- _What the task requires_
Each entry must appear in the answer exactly as it does here.

--

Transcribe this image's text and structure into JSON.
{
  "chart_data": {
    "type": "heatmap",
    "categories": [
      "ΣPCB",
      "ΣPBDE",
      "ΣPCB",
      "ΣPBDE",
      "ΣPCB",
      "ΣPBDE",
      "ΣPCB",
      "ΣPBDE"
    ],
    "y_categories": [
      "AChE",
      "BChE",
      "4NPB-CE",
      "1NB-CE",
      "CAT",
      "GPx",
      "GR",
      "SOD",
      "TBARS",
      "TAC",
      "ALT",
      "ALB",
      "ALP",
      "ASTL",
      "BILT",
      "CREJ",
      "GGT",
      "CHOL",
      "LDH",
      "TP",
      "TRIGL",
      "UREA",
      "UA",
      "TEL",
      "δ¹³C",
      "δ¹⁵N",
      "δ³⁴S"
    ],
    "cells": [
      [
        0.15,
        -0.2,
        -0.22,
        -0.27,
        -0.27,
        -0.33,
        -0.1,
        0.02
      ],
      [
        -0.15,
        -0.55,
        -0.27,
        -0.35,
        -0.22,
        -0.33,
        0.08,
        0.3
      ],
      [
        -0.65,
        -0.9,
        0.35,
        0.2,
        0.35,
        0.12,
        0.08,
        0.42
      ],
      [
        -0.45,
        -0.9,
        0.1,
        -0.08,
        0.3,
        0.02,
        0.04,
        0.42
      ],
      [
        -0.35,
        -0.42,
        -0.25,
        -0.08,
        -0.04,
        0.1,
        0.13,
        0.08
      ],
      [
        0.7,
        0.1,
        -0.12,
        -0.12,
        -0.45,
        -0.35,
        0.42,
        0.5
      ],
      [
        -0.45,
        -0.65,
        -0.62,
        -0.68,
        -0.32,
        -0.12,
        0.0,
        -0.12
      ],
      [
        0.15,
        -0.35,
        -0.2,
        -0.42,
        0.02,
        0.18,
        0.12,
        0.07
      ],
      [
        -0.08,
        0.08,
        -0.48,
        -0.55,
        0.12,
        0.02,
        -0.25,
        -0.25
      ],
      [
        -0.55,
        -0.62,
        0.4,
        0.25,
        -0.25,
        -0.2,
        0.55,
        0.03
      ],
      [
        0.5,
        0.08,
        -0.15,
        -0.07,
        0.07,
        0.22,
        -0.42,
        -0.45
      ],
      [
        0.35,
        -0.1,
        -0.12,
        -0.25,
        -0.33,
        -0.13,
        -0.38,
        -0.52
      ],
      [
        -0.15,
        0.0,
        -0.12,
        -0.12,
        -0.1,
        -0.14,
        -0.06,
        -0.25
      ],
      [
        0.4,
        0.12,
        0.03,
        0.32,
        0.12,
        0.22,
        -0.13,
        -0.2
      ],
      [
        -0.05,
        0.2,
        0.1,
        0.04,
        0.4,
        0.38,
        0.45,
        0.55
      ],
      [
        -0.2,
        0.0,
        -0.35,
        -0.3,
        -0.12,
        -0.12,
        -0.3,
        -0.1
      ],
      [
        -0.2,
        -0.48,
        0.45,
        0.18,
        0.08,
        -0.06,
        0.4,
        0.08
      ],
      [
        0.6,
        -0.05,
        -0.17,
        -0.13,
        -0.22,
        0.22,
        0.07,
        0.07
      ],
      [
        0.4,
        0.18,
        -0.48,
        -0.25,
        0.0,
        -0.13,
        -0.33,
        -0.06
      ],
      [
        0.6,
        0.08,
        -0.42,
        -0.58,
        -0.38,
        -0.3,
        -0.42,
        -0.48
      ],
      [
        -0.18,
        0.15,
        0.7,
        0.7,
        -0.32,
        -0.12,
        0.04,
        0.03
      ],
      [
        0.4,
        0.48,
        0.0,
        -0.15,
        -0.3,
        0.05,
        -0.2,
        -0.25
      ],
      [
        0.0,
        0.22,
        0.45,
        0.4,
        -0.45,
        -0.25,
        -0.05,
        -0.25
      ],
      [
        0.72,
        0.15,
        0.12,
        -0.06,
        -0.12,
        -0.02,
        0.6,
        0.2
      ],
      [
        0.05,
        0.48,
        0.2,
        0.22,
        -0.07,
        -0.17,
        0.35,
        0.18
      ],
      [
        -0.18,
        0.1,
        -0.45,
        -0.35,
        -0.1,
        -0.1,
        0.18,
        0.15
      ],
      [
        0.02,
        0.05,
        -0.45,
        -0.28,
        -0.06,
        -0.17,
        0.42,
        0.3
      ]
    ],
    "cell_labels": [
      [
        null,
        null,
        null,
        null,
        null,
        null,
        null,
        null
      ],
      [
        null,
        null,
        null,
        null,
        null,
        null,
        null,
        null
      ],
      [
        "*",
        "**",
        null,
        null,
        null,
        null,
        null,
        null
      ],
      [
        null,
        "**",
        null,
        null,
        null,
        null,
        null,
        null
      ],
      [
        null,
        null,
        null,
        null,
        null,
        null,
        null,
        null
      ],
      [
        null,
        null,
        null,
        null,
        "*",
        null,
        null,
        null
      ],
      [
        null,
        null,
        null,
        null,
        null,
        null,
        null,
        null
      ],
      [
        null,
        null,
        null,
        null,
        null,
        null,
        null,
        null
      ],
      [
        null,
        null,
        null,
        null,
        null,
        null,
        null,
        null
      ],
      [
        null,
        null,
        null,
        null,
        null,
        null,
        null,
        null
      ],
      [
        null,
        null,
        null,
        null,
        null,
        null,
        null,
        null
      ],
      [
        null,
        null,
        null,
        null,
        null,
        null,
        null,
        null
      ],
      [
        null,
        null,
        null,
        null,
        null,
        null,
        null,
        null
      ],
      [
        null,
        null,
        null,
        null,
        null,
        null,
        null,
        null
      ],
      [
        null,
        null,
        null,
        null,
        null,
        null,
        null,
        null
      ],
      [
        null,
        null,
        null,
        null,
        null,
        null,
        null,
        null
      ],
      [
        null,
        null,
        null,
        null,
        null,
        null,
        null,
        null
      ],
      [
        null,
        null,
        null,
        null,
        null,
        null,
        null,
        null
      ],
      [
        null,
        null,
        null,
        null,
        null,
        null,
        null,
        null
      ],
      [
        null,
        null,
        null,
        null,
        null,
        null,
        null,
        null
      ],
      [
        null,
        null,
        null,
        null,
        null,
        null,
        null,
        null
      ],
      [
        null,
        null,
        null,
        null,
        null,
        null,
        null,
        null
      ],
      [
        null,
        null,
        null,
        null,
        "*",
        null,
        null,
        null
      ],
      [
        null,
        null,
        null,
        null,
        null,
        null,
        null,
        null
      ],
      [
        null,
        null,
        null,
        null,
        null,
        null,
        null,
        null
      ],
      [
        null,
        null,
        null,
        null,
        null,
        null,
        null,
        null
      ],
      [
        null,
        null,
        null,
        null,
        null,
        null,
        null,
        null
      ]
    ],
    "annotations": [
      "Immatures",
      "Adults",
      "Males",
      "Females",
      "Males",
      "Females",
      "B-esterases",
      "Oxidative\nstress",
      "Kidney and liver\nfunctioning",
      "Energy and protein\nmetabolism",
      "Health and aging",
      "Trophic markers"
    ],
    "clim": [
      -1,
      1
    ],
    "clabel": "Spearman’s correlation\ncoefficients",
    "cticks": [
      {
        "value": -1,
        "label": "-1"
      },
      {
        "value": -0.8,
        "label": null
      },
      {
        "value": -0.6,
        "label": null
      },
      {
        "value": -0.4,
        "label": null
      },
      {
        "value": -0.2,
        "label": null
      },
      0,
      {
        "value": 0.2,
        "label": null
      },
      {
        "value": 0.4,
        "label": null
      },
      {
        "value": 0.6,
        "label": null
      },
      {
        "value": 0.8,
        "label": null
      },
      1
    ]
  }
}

--

- _Answer to the problem_
Transcribe this image's text and structure into JSON.
{
  "chart_data": {
    "type": "heatmap",
    "categories": [
      "ΣPCB",
      "ΣPBDE",
      "ΣPCB",
      "ΣPBDE",
      "ΣPCB",
      "ΣPBDE",
      "ΣPCB",
      "ΣPBDE"
    ],
    "y_categories": [
      "AChE",
      "BChE",
      "4NPB-CE",
      "1NB-CE",
      "CAT",
      "GPx",
      "GR",
      "SOD",
      "TBARS",
      "TAC",
      "ALT",
      "ALB",
      "ALP",
      "ASTL",
      "BILT",
      "CREJ",
      "GGT",
      "CHOL",
      "LDH",
      "TP",
      "TRIGL",
      "UREA",
      "UA",
      "TEL",
      "δ¹³C",
      "δ¹⁵N",
      "δ³⁴S"
    ],
    "cells": [
      [
        0.15,
        -0.2,
        -0.22,
        -0.27,
        -0.27,
        -0.33,
        -0.1,
        0.02
      ],
      [
        -0.15,
        -0.55,
        -0.27,
        -0.35,
        -0.22,
        -0.33,
        0.08,
        0.3
      ],
      [
        -0.65,
        -0.9,
        0.35,
        0.2,
        0.35,
        0.12,
        0.08,
        0.42
      ],
      [
        -0.45,
        -0.9,
        0.1,
        -0.08,
        0.3,
        0.02,
        0.04,
        0.42
      ],
      [
        -0.35,
        -0.42,
        -0.25,
        -0.08,
        -0.04,
        0.1,
        0.13,
        0.08
      ],
      [
        0.7,
        0.1,
        -0.12,
        -0.12,
        -0.45,
        -0.35,
        0.42,
        0.5
      ],
      [
        -0.45,
        -0.65,
        -0.62,
        -0.68,
        -0.32,
        -0.12,
        0.0,
        -0.12
      ],
      [
        0.15,
        -0.35,
        -0.2,
        -0.42,
        0.02,
        0.18,
        0.12,
        0.07
      ],
      [
        -0.08,
        0.08,
        -0.48,
        -0.55,
        0.12,
        0.02,
        -0.25,
        -0.25
      ],
      [
        -0.55,
        -0.62,
        0.4,
        0.25,
        -0.25,
        -0.2,
        0.55,
        0.03
      ],
      [
        0.5,
        0.08,
        -0.15,
        -0.07,
        0.07,
        0.22,
        -0.42,
        -0.45
      ],
      [
        0.35,
        -0.1,
        -0.12,
        -0.25,
        -0.33,
        -0.13,
        -0.38,
        -0.52
      ],
      [
        -0.15,
        0.0,
        -0.12,
        -0.12,
        -0.1,
        -0.14,
        -0.06,
        -0.25
      ],
      [
        0.4,
        0.12,
        0.03,
        0.32,
        0.12,
        0.22,
        -0.13,
        -0.2
      ],
      [
        -0.05,
        0.2,
        0.1,
        0.04,
        0.4,
        0.38,
        0.45,
        0.55
      ],
      [
        -0.2,
        0.0,
        -0.35,
        -0.3,
        -0.12,
        -0.12,
        -0.3,
        -0.1
      ],
      [
        -0.2,
        -0.48,
        0.45,
        0.18,
        0.08,
        -0.06,
        0.4,
        0.08
      ],
      [
        0.6,
        -0.05,
        -0.17,
        -0.13,
        -0.22,
        0.22,
        0.07,
        0.07
      ],
      [
        0.4,
        0.18,
        -0.48,
        -0.25,
        0.0,
        -0.13,
        -0.33,
        -0.06
      ],
      [
        0.6,
        0.08,
        -0.42,
        -0.58,
        -0.38,
        -0.3,
        -0.42,
        -0.48
      ],
      [
        -0.18,
        0.15,
        0.7,
        0.7,
        -0.32,
        -0.12,
        0.04,
        0.03
      ],
      [
        0.4,
        0.48,
        0.0,
        -0.15,
        -0.3,
        0.05,
        -0.2,
        -0.25
      ],
      [
        0.0,
        0.22,
        0.45,
        0.4,
        -0.45,
        -0.25,
        -0.05,
        -0.25
      ],
      [
        0.72,
        0.15,
        0.12,
        -0.06,
        -0.12,
        -0.02,
        0.6,
        0.2
      ],
      [
        0.05,
        0.48,
        0.2,
        0.22,
        -0.07,
        -0.17,
        0.35,
        0.18
      ],
      [
        -0.18,
        0.1,
        -0.45,
        -0.35,
        -0.1,
        -0.1,
        0.18,
        0.15
      ],
      [
        0.02,
        0.05,
        -0.45,
        -0.28,
        -0.06,
        -0.17,
        0.42,
        0.3
      ]
    ],
    "cell_labels": [
      [
        null,
        null,
        null,
        null,
        null,
        null,
        null,
        null
      ],
      [
        null,
        null,
        null,
        null,
        null,
        null,
        null,
        null
      ],
      [
        "*",
        "**",
        null,
        null,
        null,
        null,
        null,
        null
      ],
      [
        null,
        "**",
        null,
        null,
        null,
        null,
        null,
        null
      ],
      [
        null,
        null,
        null,
        null,
        null,
        null,
        null,
        null
      ],
      [
        null,
        null,
        null,
        null,
        "*",
        null,
        null,
        null
      ],
      [
        null,
        null,
        null,
        null,
        null,
        null,
        null,
        null
      ],
      [
        null,
        null,
        null,
        null,
        null,
        null,
        null,
        null
      ],
      [
        null,
        null,
        null,
        null,
        null,
        null,
        null,
        null
      ],
      [
        null,
        null,
        null,
        null,
        null,
        null,
        null,
        null
      ],
      [
        null,
        null,
        null,
        null,
        null,
        null,
        null,
        null
      ],
      [
        null,
        null,
        null,
        null,
        null,
        null,
        null,
        null
      ],
      [
        null,
        null,
        null,
        null,
        null,
        null,
        null,
        null
      ],
      [
        null,
        null,
        null,
        null,
        null,
        null,
        null,
        null
      ],
      [
        null,
        null,
        null,
        null,
        null,
        null,
        null,
        null
      ],
      [
        null,
        null,
        null,
        null,
        null,
        null,
        null,
        null
      ],
      [
        null,
        null,
        null,
        null,
        null,
        null,
        null,
        null
      ],
      [
        null,
        null,
        null,
        null,
        null,
        null,
        null,
        null
      ],
      [
        null,
        null,
        null,
        null,
        null,
        null,
        null,
        null
      ],
      [
        null,
        null,
        null,
        null,
        null,
        null,
        null,
        null
      ],
      [
        null,
        null,
        null,
        null,
        null,
        null,
        null,
        null
      ],
      [
        null,
        null,
        null,
        null,
        null,
        null,
        null,
        null
      ],
      [
        null,
        null,
        null,
        null,
        "*",
        null,
        null,
        null
      ],
      [
        null,
        null,
        null,
        null,
        null,
        null,
        null,
        null
      ],
      [
        null,
        null,
        null,
        null,
        null,
        null,
        null,
        null
      ],
      [
        null,
        null,
        null,
        null,
        null,
        null,
        null,
        null
      ],
      [
        null,
        null,
        null,
        null,
        null,
        null,
        null,
        null
      ]
    ],
    "annotations": [
      "Immatures",
      "Adults",
      "Males",
      "Females",
      "Males",
      "Females",
      "B-esterases",
      "Oxidative\nstress",
      "Kidney and liver\nfunctioning",
      "Energy and protein\nmetabolism",
      "Health and aging",
      "Trophic markers"
    ],
    "clim": [
      -1,
      1
    ],
    "clabel": "Spearman’s correlation\ncoefficients",
    "cticks": [
      {
        "value": -1,
        "label": "-1"
      },
      {
        "value": -0.8,
        "label": null
      },
      {
        "value": -0.6,
        "label": null
      },
      {
        "value": -0.4,
        "label": null
      },
      {
        "value": -0.2,
        "label": null
      },
      0,
      {
        "value": 0.2,
        "label": null
      },
      {
        "value": 0.4,
        "label": null
      },
      {
        "value": 0.6,
        "label": null
      },
      {
        "value": 0.8,
        "label": null
      },
      1
    ]
  }
}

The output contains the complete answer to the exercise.